— start Dataset rows —

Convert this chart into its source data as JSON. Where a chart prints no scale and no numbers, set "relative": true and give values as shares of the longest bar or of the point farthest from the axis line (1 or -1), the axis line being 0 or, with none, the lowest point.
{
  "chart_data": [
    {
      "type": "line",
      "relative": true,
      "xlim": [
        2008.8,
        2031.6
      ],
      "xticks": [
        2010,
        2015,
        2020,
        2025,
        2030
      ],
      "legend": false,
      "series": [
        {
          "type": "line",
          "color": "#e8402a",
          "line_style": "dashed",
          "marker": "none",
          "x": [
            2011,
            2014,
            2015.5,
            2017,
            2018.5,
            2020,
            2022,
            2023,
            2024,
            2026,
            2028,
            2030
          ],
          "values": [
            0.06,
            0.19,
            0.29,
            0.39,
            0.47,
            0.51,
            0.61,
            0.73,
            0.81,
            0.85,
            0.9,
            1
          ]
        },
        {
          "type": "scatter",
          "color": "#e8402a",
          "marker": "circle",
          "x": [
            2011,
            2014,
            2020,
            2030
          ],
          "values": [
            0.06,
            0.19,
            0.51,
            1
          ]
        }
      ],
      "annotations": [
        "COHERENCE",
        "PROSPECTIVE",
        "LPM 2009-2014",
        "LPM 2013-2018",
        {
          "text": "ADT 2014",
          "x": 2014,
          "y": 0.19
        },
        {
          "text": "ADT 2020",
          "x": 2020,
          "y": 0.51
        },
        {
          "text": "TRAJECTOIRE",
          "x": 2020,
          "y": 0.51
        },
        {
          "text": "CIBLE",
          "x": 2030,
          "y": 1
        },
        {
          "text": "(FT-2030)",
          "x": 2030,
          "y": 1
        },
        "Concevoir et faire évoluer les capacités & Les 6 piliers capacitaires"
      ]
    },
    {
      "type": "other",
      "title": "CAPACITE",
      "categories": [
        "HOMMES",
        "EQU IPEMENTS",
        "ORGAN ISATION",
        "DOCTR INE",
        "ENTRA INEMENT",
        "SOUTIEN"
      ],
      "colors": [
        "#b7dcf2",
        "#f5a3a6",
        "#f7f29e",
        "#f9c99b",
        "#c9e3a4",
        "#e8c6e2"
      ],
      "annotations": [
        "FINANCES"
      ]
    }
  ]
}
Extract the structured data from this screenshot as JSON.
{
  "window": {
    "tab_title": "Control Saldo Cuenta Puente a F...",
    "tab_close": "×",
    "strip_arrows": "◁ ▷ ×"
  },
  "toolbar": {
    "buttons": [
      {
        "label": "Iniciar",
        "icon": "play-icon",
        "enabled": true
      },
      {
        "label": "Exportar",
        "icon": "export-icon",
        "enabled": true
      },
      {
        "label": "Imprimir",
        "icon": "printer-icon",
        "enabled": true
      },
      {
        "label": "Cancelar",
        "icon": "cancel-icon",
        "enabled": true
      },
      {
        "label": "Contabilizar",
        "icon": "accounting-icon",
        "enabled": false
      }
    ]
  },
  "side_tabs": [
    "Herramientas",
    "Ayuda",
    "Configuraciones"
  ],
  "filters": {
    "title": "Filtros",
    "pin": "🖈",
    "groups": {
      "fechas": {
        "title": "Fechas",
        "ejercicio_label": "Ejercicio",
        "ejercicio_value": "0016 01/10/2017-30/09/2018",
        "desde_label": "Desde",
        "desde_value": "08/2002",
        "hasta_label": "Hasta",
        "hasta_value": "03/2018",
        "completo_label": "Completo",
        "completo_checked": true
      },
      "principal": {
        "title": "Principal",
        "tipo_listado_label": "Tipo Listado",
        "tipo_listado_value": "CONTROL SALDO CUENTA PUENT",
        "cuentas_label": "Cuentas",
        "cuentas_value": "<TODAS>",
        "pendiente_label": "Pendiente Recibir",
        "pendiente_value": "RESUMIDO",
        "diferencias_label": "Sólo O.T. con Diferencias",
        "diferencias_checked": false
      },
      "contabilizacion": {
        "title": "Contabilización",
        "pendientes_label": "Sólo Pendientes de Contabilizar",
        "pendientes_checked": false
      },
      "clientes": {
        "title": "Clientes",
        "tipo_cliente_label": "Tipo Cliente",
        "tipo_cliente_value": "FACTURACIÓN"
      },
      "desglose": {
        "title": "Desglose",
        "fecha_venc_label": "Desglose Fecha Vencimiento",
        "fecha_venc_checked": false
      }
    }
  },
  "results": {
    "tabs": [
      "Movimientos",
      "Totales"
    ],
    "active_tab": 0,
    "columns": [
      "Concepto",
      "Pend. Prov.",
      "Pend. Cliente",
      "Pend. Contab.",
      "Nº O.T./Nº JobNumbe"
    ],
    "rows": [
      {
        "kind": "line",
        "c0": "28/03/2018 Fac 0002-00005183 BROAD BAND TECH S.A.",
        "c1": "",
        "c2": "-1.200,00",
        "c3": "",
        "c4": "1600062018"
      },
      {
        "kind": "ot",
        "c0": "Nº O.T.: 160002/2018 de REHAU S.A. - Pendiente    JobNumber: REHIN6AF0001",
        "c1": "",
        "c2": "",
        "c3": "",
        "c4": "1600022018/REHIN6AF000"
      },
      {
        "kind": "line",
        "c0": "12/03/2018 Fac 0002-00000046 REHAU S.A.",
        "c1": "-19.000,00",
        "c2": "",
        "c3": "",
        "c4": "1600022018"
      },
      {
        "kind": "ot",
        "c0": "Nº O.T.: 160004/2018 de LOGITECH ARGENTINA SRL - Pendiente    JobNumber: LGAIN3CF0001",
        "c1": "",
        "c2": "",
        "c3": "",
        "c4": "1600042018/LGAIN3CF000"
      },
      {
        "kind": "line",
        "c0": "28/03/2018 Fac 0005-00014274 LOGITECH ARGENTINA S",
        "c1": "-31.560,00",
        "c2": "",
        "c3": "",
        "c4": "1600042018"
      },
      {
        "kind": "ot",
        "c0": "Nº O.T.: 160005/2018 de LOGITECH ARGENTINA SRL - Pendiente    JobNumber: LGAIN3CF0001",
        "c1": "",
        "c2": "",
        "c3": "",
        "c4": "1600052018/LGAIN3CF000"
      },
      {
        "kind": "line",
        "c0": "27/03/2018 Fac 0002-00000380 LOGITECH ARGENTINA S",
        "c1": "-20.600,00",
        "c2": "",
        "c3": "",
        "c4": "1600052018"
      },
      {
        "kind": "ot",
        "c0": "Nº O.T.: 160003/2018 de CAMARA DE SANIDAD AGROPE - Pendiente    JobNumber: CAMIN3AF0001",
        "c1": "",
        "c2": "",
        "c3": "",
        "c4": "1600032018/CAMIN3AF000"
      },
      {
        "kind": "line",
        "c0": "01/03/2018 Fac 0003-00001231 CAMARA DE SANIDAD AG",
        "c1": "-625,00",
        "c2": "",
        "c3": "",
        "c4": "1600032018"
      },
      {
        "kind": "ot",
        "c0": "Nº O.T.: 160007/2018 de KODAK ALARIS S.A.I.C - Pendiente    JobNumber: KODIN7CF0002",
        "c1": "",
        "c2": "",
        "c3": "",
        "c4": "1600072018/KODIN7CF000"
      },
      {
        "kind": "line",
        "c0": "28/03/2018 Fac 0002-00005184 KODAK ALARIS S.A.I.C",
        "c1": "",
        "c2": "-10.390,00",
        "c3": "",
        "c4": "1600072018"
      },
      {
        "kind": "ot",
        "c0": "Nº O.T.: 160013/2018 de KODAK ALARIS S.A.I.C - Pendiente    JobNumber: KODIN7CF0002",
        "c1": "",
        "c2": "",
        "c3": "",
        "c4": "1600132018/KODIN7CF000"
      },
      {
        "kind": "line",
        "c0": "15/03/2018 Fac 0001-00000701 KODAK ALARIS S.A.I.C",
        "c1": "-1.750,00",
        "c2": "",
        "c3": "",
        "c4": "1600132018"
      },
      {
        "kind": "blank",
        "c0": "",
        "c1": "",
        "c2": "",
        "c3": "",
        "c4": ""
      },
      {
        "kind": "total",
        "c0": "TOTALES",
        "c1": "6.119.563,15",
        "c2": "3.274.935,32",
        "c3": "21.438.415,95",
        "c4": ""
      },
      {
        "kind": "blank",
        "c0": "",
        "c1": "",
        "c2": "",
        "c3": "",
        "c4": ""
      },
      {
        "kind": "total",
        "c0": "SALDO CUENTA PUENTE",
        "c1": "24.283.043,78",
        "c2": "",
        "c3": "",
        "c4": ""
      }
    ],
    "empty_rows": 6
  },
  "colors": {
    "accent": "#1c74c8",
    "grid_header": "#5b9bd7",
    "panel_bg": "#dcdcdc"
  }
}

— end Dataset rows —

→ Task
Return each line with "from".

→ Exercise answer
Convert this chart into its source data as JSON. Where a chart prints no scale and no numbers, set "relative": true and give values as shares of the longest bar or of the point farthest from the axis line (1 or -1), the axis line being 0 or, with none, the lowest point.
Extract the structured data from this screenshot as JSON.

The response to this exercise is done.